Excerpts from a figure dataset:
☆ ☆ ☆ ☆

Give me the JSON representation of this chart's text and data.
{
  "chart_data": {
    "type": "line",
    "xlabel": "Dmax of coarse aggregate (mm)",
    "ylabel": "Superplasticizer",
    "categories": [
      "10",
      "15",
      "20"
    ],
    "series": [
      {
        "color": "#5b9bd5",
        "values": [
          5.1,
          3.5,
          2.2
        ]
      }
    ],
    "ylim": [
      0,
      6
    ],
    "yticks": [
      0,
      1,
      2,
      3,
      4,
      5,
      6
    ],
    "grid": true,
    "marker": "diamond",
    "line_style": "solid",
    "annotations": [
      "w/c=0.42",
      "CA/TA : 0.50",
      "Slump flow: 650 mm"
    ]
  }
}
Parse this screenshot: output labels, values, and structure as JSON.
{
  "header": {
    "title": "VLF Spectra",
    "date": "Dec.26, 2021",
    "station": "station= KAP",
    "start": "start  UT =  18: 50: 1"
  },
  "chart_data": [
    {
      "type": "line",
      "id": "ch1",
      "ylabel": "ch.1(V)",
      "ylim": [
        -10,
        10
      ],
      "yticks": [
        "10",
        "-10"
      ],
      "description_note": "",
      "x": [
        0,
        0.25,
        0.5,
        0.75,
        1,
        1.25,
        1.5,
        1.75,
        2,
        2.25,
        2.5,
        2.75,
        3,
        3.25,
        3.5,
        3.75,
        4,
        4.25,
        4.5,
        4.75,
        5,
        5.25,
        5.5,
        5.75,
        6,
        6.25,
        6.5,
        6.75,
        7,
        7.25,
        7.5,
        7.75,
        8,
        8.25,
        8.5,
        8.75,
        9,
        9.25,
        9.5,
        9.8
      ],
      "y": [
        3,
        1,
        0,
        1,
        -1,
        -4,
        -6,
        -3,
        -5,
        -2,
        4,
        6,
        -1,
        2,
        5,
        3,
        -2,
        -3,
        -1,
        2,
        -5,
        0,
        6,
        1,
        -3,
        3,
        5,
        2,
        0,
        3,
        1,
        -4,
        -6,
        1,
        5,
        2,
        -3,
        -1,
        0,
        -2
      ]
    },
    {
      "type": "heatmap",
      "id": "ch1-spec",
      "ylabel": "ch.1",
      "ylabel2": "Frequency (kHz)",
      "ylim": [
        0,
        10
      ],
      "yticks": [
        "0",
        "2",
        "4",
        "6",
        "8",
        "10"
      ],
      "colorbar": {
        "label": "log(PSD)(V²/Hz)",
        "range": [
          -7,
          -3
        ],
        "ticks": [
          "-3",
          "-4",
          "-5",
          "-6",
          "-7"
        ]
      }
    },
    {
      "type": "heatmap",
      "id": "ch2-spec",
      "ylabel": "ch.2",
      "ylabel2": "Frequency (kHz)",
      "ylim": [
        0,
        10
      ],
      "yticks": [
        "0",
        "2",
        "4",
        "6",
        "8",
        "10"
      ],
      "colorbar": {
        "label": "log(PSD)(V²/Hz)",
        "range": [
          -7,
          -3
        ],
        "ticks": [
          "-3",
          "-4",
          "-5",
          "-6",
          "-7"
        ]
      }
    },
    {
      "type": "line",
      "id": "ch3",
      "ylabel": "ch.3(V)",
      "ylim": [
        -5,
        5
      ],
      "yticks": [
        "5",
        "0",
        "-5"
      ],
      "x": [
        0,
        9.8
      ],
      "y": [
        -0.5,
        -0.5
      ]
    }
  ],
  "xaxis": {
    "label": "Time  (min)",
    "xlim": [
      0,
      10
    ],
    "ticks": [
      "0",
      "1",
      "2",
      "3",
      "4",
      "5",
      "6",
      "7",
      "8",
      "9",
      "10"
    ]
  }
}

☆ ☆ ☆ ☆

_WORK TO COMPLETE:_ Using the listing above, please repeat every entry exactly.

_WRITTEN ANSWER:_
Give me the JSON representation of this chart's text and data.
{
  "chart_data": {
    "type": "line",
    "xlabel": "Dmax of coarse aggregate (mm)",
    "ylabel": "Superplasticizer",
    "categories": [
      "10",
      "15",
      "20"
    ],
    "series": [
      {
        "color": "#5b9bd5",
        "values": [
          5.1,
          3.5,
          2.2
        ]
      }
    ],
    "ylim": [
      0,
      6
    ],
    "yticks": [
      0,
      1,
      2,
      3,
      4,
      5,
      6
    ],
    "grid": true,
    "marker": "diamond",
    "line_style": "solid",
    "annotations": [
      "w/c=0.42",
      "CA/TA : 0.50",
      "Slump flow: 650 mm"
    ]
  }
}
Parse this screenshot: output labels, values, and structure as JSON.
{
  "header": {
    "title": "VLF Spectra",
    "date": "Dec.26, 2021",
    "station": "station= KAP",
    "start": "start  UT =  18: 50: 1"
  },
  "chart_data": [
    {
      "type": "line",
      "id": "ch1",
      "ylabel": "ch.1(V)",
      "ylim": [
        -10,
        10
      ],
      "yticks": [
        "10",
        "-10"
      ],
      "description_note": "",
      "x": [
        0,
        0.25,
        0.5,
        0.75,
        1,
        1.25,
        1.5,
        1.75,
        2,
        2.25,
        2.5,
        2.75,
        3,
        3.25,
        3.5,
        3.75,
        4,
        4.25,
        4.5,
        4.75,
        5,
        5.25,
        5.5,
        5.75,
        6,
        6.25,
        6.5,
        6.75,
        7,
        7.25,
        7.5,
        7.75,
        8,
        8.25,
        8.5,
        8.75,
        9,
        9.25,
        9.5,
        9.8
      ],
      "y": [
        3,
        1,
        0,
        1,
        -1,
        -4,
        -6,
        -3,
        -5,
        -2,
        4,
        6,
        -1,
        2,
        5,
        3,
        -2,
        -3,
        -1,
        2,
        -5,
        0,
        6,
        1,
        -3,
        3,
        5,
        2,
        0,
        3,
        1,
        -4,
        -6,
        1,
        5,
        2,
        -3,
        -1,
        0,
        -2
      ]
    },
    {
      "type": "heatmap",
      "id": "ch1-spec",
      "ylabel": "ch.1",
      "ylabel2": "Frequency (kHz)",
      "ylim": [
        0,
        10
      ],
      "yticks": [
        "0",
        "2",
        "4",
        "6",
        "8",
        "10"
      ],
      "colorbar": {
        "label": "log(PSD)(V²/Hz)",
        "range": [
          -7,
          -3
        ],
        "ticks": [
          "-3",
          "-4",
          "-5",
          "-6",
          "-7"
        ]
      }
    },
    {
      "type": "heatmap",
      "id": "ch2-spec",
      "ylabel": "ch.2",
      "ylabel2": "Frequency (kHz)",
      "ylim": [
        0,
        10
      ],
      "yticks": [
        "0",
        "2",
        "4",
        "6",
        "8",
        "10"
      ],
      "colorbar": {
        "label": "log(PSD)(V²/Hz)",
        "range": [
          -7,
          -3
        ],
        "ticks": [
          "-3",
          "-4",
          "-5",
          "-6",
          "-7"
        ]
      }
    },
    {
      "type": "line",
      "id": "ch3",
      "ylabel": "ch.3(V)",
      "ylim": [
        -5,
        5
      ],
      "yticks": [
        "5",
        "0",
        "-5"
      ],
      "x": [
        0,
        9.8
      ],
      "y": [
        -0.5,
        -0.5
      ]
    }
  ],
  "xaxis": {
    "label": "Time  (min)",
    "xlim": [
      0,
      10
    ],
    "ticks": [
      "0",
      "1",
      "2",
      "3",
      "4",
      "5",
      "6",
      "7",
      "8",
      "9",
      "10"
    ]
  }
}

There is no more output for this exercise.